What is required:
Every line of the material below that holds the string "value" should be copied.

Data:
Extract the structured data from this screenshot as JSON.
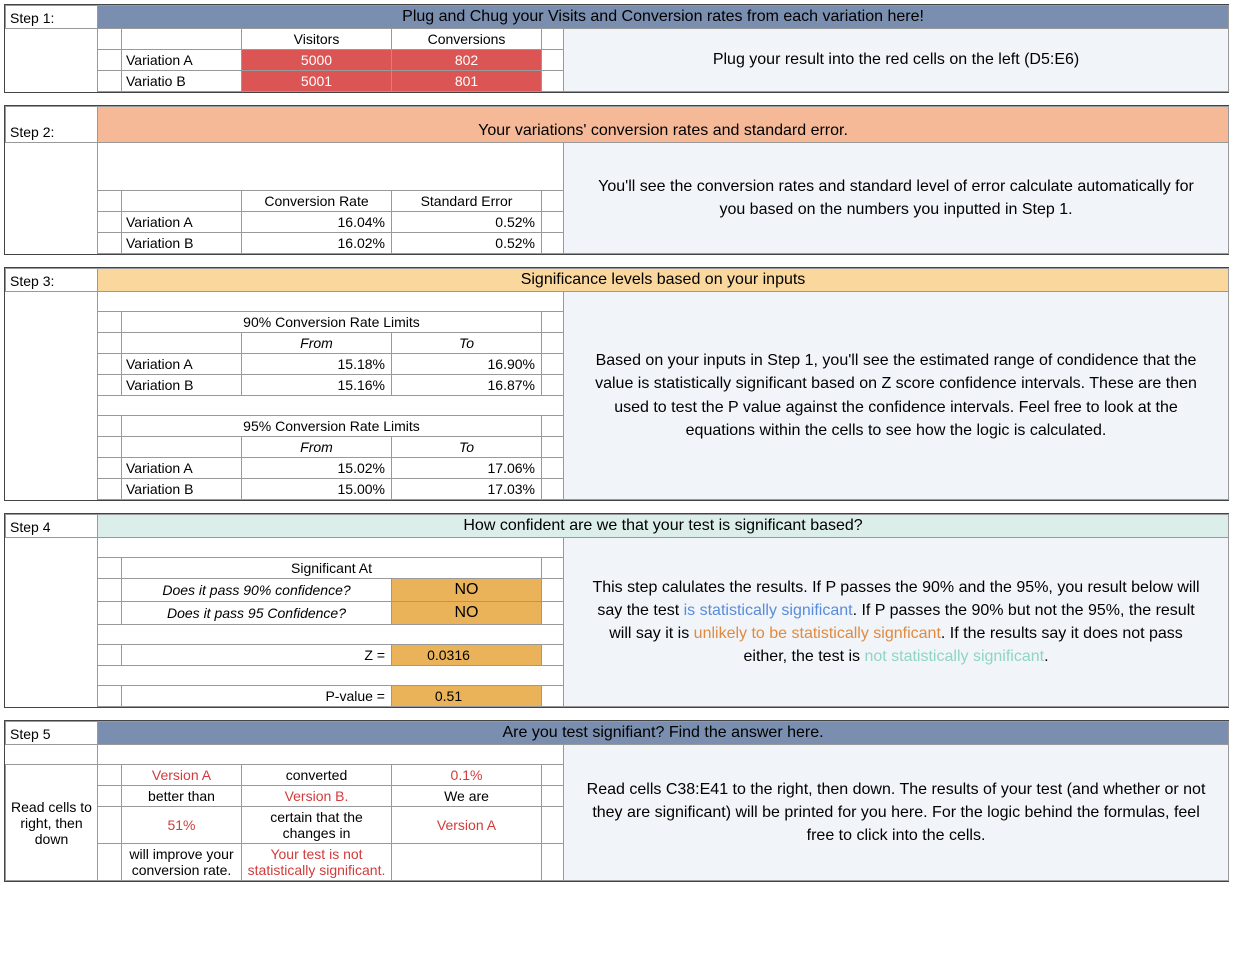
{
  "step1": {
    "label": "Step 1:",
    "header": "Plug and Chug your Visits and Conversion rates from each variation here!",
    "col1": "Visitors",
    "col2": "Conversions",
    "rowA": "Variation A",
    "rowB": "Variatio B",
    "a_v": "5000",
    "a_c": "802",
    "b_v": "5001",
    "b_c": "801",
    "info": "Plug your result into the red cells on the left (D5:E6)"
  },
  "step2": {
    "label": "Step 2:",
    "header": "Your variations' conversion rates and standard error.",
    "col1": "Conversion Rate",
    "col2": "Standard Error",
    "rowA": "Variation A",
    "rowB": "Variation B",
    "a_cr": "16.04%",
    "a_se": "0.52%",
    "b_cr": "16.02%",
    "b_se": "0.52%",
    "info": "You'll see the conversion rates and standard level of error calculate automatically for you based on the numbers you inputted in Step 1."
  },
  "step3": {
    "label": "Step 3:",
    "header": "Significance levels based on your inputs",
    "t90": "90% Conversion Rate Limits",
    "t95": "95% Conversion Rate Limits",
    "from": "From",
    "to": "To",
    "rowA": "Variation A",
    "rowB": "Variation B",
    "a90f": "15.18%",
    "a90t": "16.90%",
    "b90f": "15.16%",
    "b90t": "16.87%",
    "a95f": "15.02%",
    "a95t": "17.06%",
    "b95f": "15.00%",
    "b95t": "17.03%",
    "info": "Based on your inputs in Step 1, you'll see the estimated range of condidence that the value is statistically significant based on Z score confidence intervals. These are then used to test the P value against the confidence intervals. Feel free to look at the equations within the cells to see how the logic is calculated."
  },
  "step4": {
    "label": "Step 4",
    "header": "How confident are we that your test is significant based?",
    "sigat": "Significant At",
    "q90": "Does it pass 90% confidence?",
    "q95": "Does it pass 95 Confidence?",
    "no": "NO",
    "zlabel": "Z =",
    "z": "0.0316",
    "plabel": "P-value =",
    "p": "0.51",
    "info_pre": "This step calulates the results. If P passes the 90% and the 95%, you result below will say the test ",
    "info_sig": "is statistically significant",
    "info_mid1": ". If P passes the 90% but not the 95%, the result will say it is ",
    "info_unl": "unlikely to be statistically signficant",
    "info_mid2": ". If the results say it does not pass either, the test is ",
    "info_not": "not statistically significant",
    "info_end": "."
  },
  "step5": {
    "label": "Step 5",
    "header": "Are you test signifiant? Find the answer here.",
    "side": "Read cells to right, then down",
    "r1c1": "Version A",
    "r1c2": "converted",
    "r1c3": "0.1%",
    "r2c1": "better than",
    "r2c2": "Version B.",
    "r2c3": "We are",
    "r3c1": "51%",
    "r3c2": "certain that the changes in",
    "r3c3": "Version A",
    "r4c1": "will improve your conversion rate.",
    "r4c2": "Your test is not statistically significant.",
    "info": "Read cells C38:E41 to the right, then down. The results of your test (and whether or not they are significant) will be printed for you here. For the logic behind the formulas, feel free to click into the cells."
  }
}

Written reply:
    "info": "Based on your inputs in Step 1, you'll see the estimated range of condidence that the value is statistically significant based on Z score confidence intervals. These are then used to test the P value against the confidence intervals. Feel free to look at the equations within the cells to see how the logic is calculated."
    "plabel": "P-value =",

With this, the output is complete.